## Directive
Each entry below must be repeated exactly, with pictures left out.
________
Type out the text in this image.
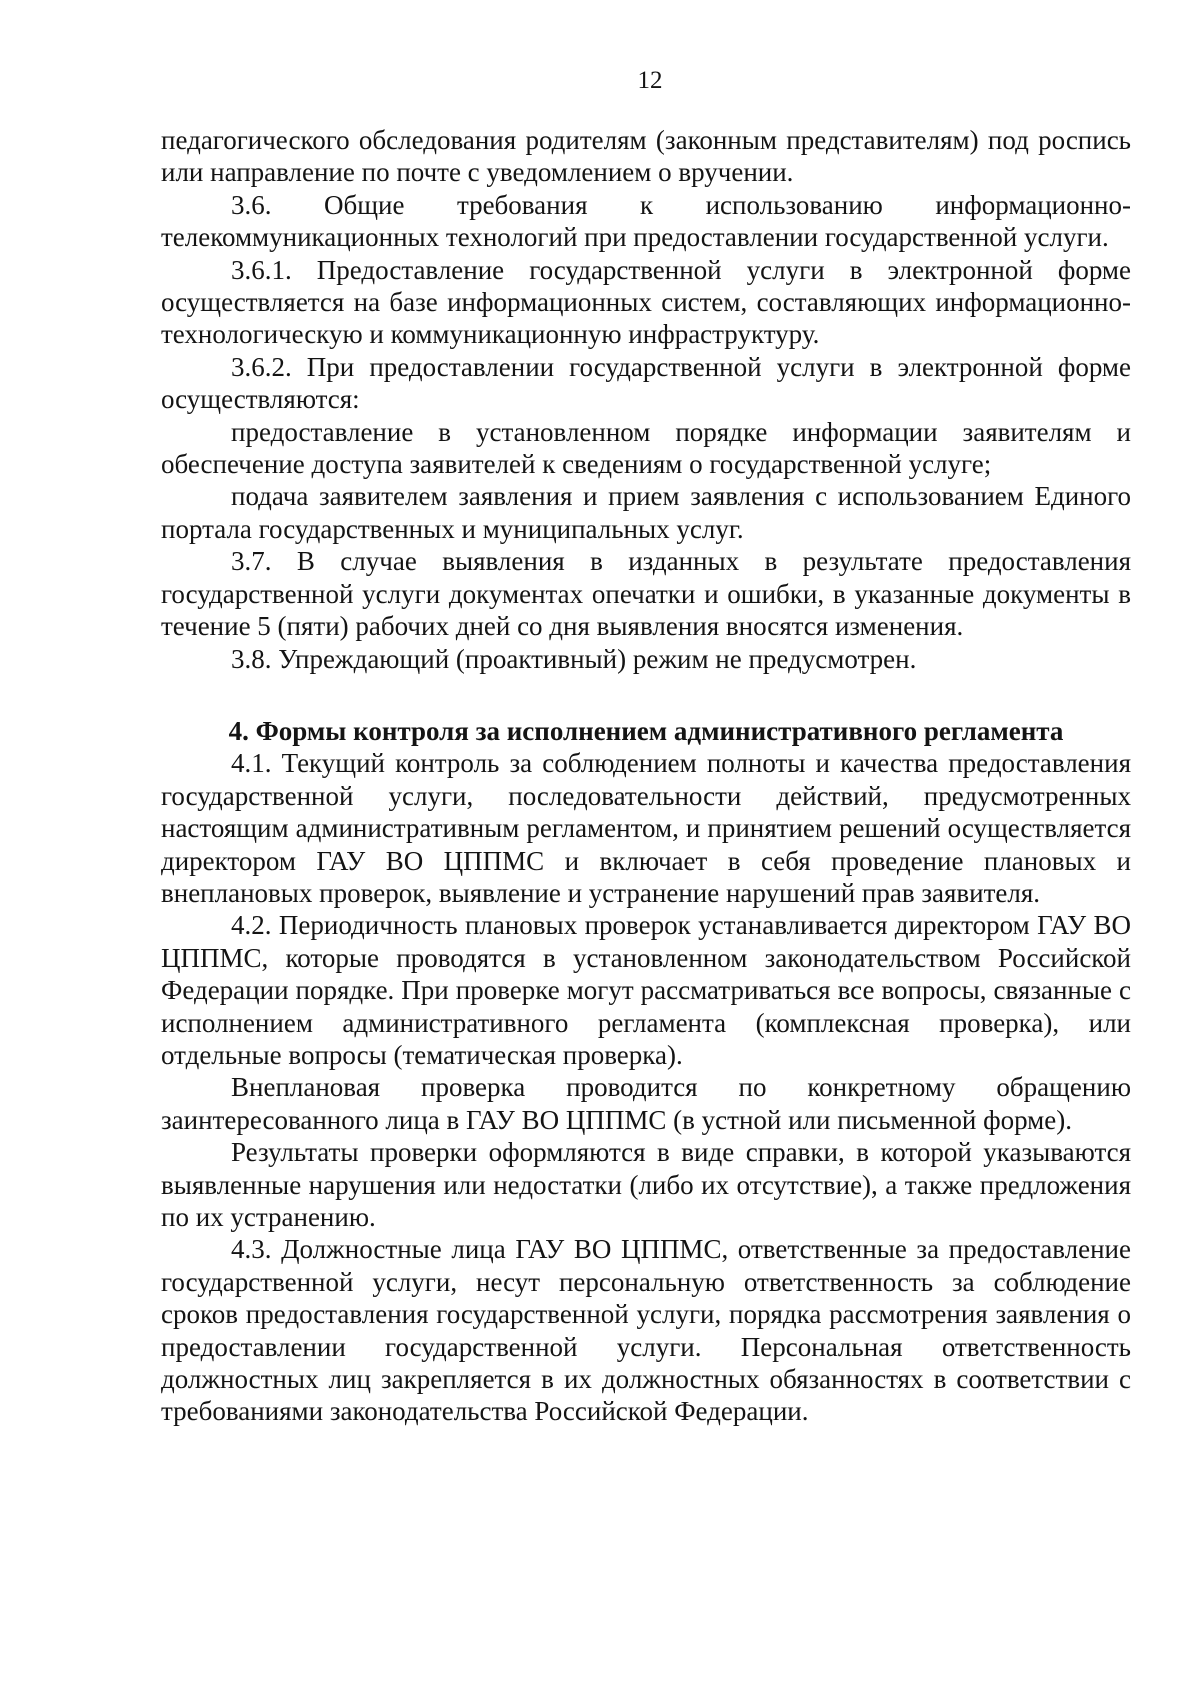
12

педагогического обследования родителям (законным представителям) под роспись или направление по почте с уведомлением о вручении.

3.6. Общие требования к использованию информационно-телекоммуникационных технологий при предоставлении государственной услуги.

3.6.1. Предоставление государственной услуги в электронной форме осуществляется на базе информационных систем, составляющих информационно-технологическую и коммуникационную инфраструктуру.

3.6.2. При предоставлении государственной услуги в электронной форме осуществляются:

предоставление в установленном порядке информации заявителям и обеспечение доступа заявителей к сведениям о государственной услуге;

подача заявителем заявления и прием заявления с использованием Единого портала государственных и муниципальных услуг.

3.7. В случае выявления в изданных в результате предоставления государственной услуги документах опечатки и ошибки, в указанные документы в течение 5 (пяти) рабочих дней со дня выявления вносятся изменения.

3.8. Упреждающий (проактивный) режим не предусмотрен.

4. Формы контроля за исполнением административного регламента

4.1. Текущий контроль за соблюдением полноты и качества предоставления государственной услуги, последовательности действий, предусмотренных настоящим административным регламентом, и принятием решений осуществляется директором ГАУ ВО ЦППМС и включает в себя проведение плановых и внеплановых проверок, выявление и устранение нарушений прав заявителя.

4.2. Периодичность плановых проверок устанавливается директором ГАУ ВО ЦППМС, которые проводятся в установленном законодательством Российской Федерации порядке. При проверке могут рассматриваться все вопросы, связанные с исполнением административного регламента (комплексная проверка), или отдельные вопросы (тематическая проверка).

Внеплановая проверка проводится по конкретному обращению заинтересованного лица в ГАУ ВО ЦППМС (в устной или письменной форме).

Результаты проверки оформляются в виде справки, в которой указываются выявленные нарушения или недостатки (либо их отсутствие), а также предложения по их устранению.

4.3. Должностные лица ГАУ ВО ЦППМС, ответственные за предоставление государственной услуги, несут персональную ответственность за соблюдение сроков предоставления государственной услуги, порядка рассмотрения заявления о предоставлении государственной услуги. Персональная ответственность должностных лиц закрепляется в их должностных обязанностях в соответствии с требованиями законодательства Российской Федерации.
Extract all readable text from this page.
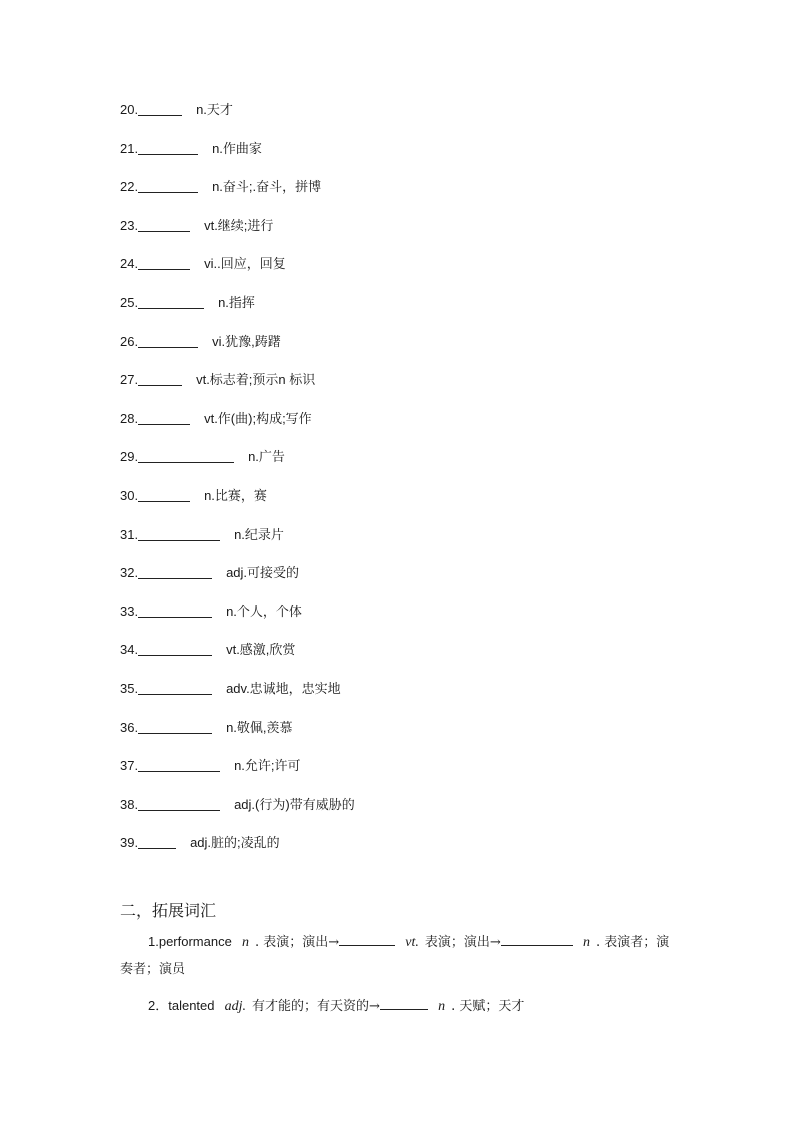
20.	n.天才
21.	n.作曲家
22.	n.奋斗;.奋斗，拼博
23.	vt.继续;进行
24.	vi..回应，回复
25.	n.指挥
26.	vi.犹豫,踌躇
27.	vt.标志着;预示n 标识
28.	vt.作(曲);构成;写作
29.	n.广告
30.	n.比赛，赛
31.	n.纪录片
32.	adj.可接受的
33.	n.个人，个体
34.	vt.感激,欣赏
35.	adv.忠诚地，忠实地
36.	n.敬佩,羡慕
37.	n.允许;许可
38.	adj.(行为)带有威胁的
39.	adj.脏的;凌乱的
二，拓展词汇
1.performance n . 表演；演出→	vt. 表演；演出→	n . 表演者；演奏者；演员
2．talented adj. 有才能的；有天资的→	n . 天赋；天才
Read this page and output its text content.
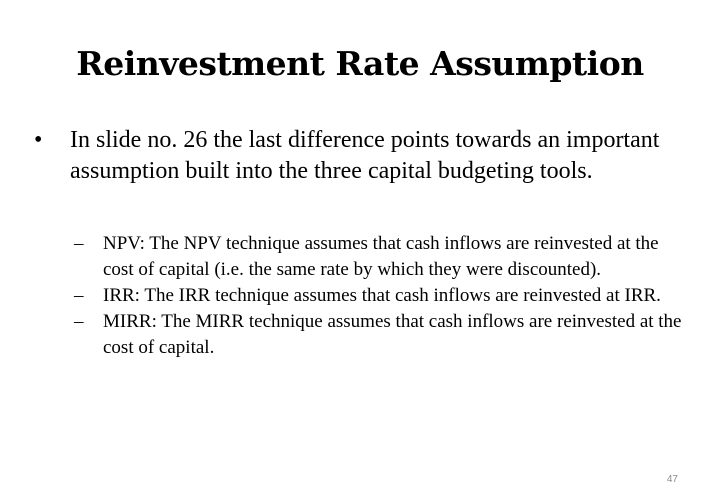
Reinvestment Rate Assumption
•	In slide no. 26 the last difference points towards an important assumption built into the three capital budgeting tools.
– NPV: The NPV technique assumes that cash inflows are reinvested at the cost of capital (i.e. the same rate by which they were discounted).
– IRR: The IRR technique assumes that cash inflows are reinvested at IRR.
– MIRR: The MIRR technique assumes that cash inflows are reinvested at the cost of capital.
47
________
## Reply
Type out the text in this image.
12

педагогического обследования родителям (законным представителям) под роспись или направление по почте с уведомлением о вручении.

3.6. Общие требования к использованию информационно-телекоммуникационных технологий при предоставлении государственной услуги.

3.6.1. Предоставление государственной услуги в электронной форме осуществляется на базе информационных систем, составляющих информационно-технологическую и коммуникационную инфраструктуру.

3.6.2. При предоставлении государственной услуги в электронной форме осуществляются:

предоставление в установленном порядке информации заявителям и обеспечение доступа заявителей к сведениям о государственной услуге;

подача заявителем заявления и прием заявления с использованием Единого портала государственных и муниципальных услуг.

3.7. В случае выявления в изданных в результате предоставления государственной услуги документах опечатки и ошибки, в указанные документы в течение 5 (пяти) рабочих дней со дня выявления вносятся изменения.

3.8. Упреждающий (проактивный) режим не предусмотрен.

4. Формы контроля за исполнением административного регламента

4.1. Текущий контроль за соблюдением полноты и качества предоставления государственной услуги, последовательности действий, предусмотренных настоящим административным регламентом, и принятием решений осуществляется директором ГАУ ВО ЦППМС и включает в себя проведение плановых и внеплановых проверок, выявление и устранение нарушений прав заявителя.

4.2. Периодичность плановых проверок устанавливается директором ГАУ ВО ЦППМС, которые проводятся в установленном законодательством Российской Федерации порядке. При проверке могут рассматриваться все вопросы, связанные с исполнением административного регламента (комплексная проверка), или отдельные вопросы (тематическая проверка).

Внеплановая проверка проводится по конкретному обращению заинтересованного лица в ГАУ ВО ЦППМС (в устной или письменной форме).

Результаты проверки оформляются в виде справки, в которой указываются выявленные нарушения или недостатки (либо их отсутствие), а также предложения по их устранению.

4.3. Должностные лица ГАУ ВО ЦППМС, ответственные за предоставление государственной услуги, несут персональную ответственность за соблюдение сроков предоставления государственной услуги, порядка рассмотрения заявления о предоставлении государственной услуги. Персональная ответственность должностных лиц закрепляется в их должностных обязанностях в соответствии с требованиями законодательства Российской Федерации.
Extract all readable text from this page.
20.	n.天才
21.	n.作曲家
22.	n.奋斗;.奋斗，拼博
23.	vt.继续;进行
24.	vi..回应，回复
25.	n.指挥
26.	vi.犹豫,踌躇
27.	vt.标志着;预示n 标识
28.	vt.作(曲);构成;写作
29.	n.广告
30.	n.比赛，赛
31.	n.纪录片
32.	adj.可接受的
33.	n.个人，个体
34.	vt.感激,欣赏
35.	adv.忠诚地，忠实地
36.	n.敬佩,羡慕
37.	n.允许;许可
38.	adj.(行为)带有威胁的
39.	adj.脏的;凌乱的
二，拓展词汇
1.performance n . 表演；演出→	vt. 表演；演出→	n . 表演者；演奏者；演员
2．talented adj. 有才能的；有天资的→	n . 天赋；天才
Read this page and output its text content.
Reinvestment Rate Assumption
•	In slide no. 26 the last difference points towards an important assumption built into the three capital budgeting tools.
– NPV: The NPV technique assumes that cash inflows are reinvested at the cost of capital (i.e. the same rate by which they were discounted).
– IRR: The IRR technique assumes that cash inflows are reinvested at IRR.
– MIRR: The MIRR technique assumes that cash inflows are reinvested at the cost of capital.
47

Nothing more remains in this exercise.